_Problem description_
Copy out each line that includes the word "Сотрудники".

[START OF Data supplied]

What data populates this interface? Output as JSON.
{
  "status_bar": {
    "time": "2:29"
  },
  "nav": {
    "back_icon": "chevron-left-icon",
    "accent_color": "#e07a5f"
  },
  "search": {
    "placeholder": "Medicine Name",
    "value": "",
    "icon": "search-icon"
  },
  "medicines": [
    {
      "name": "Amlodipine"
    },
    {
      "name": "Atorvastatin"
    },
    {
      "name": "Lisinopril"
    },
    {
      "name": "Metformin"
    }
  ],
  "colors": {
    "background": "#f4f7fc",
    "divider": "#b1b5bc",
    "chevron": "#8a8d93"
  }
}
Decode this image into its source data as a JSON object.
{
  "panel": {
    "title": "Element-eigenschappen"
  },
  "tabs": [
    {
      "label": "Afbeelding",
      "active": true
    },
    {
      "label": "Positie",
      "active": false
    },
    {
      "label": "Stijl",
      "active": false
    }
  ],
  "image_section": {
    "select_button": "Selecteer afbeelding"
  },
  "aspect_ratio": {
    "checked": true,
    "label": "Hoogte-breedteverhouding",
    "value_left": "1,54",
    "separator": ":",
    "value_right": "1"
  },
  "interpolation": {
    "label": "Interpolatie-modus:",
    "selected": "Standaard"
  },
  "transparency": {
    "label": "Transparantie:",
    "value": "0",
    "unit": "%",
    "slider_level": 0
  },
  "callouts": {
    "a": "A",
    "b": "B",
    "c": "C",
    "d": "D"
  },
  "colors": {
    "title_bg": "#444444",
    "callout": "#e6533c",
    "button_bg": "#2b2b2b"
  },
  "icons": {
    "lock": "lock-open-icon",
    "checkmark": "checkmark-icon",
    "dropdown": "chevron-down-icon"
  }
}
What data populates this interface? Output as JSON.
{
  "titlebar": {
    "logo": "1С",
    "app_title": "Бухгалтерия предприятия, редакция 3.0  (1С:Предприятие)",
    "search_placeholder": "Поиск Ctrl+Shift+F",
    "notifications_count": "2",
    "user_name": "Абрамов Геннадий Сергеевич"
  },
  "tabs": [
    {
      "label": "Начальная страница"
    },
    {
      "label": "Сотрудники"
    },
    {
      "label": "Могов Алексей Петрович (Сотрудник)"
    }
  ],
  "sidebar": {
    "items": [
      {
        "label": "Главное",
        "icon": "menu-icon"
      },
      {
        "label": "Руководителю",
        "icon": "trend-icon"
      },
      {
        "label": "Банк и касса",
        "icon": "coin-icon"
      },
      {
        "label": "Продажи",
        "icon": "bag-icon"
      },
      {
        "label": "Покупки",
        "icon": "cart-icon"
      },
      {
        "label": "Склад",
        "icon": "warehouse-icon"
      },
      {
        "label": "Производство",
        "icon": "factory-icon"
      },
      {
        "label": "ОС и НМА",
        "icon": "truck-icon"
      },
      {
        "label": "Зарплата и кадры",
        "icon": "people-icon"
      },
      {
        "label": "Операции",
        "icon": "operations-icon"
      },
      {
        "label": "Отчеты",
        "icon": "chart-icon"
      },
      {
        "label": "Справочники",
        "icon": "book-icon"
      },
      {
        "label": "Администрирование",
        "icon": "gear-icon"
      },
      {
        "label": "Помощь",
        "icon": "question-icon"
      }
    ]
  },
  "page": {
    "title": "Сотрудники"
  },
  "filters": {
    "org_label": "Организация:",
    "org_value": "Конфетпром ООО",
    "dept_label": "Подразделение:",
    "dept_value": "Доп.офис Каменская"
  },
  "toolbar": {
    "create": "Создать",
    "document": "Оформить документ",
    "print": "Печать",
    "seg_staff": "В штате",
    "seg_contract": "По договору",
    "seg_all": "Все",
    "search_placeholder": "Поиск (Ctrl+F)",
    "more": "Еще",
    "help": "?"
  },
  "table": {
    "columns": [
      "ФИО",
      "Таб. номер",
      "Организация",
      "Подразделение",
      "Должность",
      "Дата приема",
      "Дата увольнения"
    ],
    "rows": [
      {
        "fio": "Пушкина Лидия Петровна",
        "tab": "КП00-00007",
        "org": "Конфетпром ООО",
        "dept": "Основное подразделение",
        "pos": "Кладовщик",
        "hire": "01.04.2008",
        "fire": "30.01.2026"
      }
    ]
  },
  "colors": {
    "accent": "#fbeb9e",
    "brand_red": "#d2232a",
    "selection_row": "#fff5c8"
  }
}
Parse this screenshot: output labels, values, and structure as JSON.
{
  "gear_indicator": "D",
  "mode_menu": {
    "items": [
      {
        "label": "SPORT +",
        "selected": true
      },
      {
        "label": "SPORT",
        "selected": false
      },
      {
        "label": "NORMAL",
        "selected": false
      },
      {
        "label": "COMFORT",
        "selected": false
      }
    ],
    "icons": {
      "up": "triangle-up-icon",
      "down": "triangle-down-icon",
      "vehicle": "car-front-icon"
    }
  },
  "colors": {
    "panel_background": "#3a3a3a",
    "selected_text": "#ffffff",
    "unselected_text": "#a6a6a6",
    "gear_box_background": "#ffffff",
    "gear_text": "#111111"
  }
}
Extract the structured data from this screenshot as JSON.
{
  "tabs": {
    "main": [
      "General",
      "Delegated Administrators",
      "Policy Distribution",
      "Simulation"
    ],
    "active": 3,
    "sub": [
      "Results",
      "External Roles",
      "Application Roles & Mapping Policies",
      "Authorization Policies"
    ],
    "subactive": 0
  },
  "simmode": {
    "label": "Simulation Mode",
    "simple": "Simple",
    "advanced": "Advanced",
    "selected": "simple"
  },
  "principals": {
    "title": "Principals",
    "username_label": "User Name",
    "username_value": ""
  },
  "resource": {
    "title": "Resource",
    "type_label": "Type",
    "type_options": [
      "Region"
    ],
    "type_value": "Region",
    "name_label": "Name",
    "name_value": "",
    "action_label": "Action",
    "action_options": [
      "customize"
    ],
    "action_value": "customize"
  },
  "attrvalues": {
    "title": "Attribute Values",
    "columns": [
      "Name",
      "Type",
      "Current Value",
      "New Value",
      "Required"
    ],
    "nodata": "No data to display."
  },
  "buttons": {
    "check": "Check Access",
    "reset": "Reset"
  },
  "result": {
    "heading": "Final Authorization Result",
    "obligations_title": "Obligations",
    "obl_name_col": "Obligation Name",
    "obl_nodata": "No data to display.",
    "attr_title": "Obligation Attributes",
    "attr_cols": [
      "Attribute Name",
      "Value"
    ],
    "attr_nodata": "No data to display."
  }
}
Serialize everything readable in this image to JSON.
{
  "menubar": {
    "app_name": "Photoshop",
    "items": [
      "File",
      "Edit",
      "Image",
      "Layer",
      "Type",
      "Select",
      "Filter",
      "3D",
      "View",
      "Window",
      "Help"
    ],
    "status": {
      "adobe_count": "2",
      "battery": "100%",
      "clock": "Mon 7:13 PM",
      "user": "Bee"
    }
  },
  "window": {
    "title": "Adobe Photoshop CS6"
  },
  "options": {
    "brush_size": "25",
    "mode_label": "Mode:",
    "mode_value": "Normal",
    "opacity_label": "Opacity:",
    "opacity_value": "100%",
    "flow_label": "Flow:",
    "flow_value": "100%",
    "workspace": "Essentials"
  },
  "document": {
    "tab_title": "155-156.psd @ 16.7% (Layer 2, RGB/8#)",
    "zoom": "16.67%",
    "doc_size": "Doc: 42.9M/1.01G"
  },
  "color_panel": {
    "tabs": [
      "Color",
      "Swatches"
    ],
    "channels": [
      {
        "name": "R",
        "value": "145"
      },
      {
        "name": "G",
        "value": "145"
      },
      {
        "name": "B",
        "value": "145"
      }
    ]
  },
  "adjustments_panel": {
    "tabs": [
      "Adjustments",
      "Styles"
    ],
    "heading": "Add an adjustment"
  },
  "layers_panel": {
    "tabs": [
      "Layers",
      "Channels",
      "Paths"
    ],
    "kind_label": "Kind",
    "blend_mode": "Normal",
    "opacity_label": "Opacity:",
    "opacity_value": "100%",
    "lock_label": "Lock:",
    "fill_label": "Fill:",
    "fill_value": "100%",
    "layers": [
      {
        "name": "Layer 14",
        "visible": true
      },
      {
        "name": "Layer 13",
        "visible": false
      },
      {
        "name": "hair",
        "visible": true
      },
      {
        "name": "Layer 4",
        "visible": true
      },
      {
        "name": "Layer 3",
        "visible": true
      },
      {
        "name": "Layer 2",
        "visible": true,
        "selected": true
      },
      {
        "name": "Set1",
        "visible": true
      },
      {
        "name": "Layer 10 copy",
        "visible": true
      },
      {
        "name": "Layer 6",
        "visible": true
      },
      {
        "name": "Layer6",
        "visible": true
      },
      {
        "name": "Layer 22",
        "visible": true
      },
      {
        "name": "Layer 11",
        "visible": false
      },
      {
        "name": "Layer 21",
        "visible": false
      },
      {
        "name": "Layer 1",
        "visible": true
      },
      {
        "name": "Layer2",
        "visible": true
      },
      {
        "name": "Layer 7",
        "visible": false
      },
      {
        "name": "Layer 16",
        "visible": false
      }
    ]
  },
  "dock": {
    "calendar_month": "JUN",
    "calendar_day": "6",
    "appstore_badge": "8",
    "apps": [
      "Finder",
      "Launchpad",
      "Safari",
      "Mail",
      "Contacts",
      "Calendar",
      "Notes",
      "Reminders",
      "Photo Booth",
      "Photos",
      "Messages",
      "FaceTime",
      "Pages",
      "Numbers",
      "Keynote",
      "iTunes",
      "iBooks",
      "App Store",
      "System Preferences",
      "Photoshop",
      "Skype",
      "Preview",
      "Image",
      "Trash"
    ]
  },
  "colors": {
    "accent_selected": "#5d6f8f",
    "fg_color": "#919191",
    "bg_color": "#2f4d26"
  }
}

[END OF Data supplied]

_Task output_
      "label": "Сотрудники"
    "title": "Сотрудники"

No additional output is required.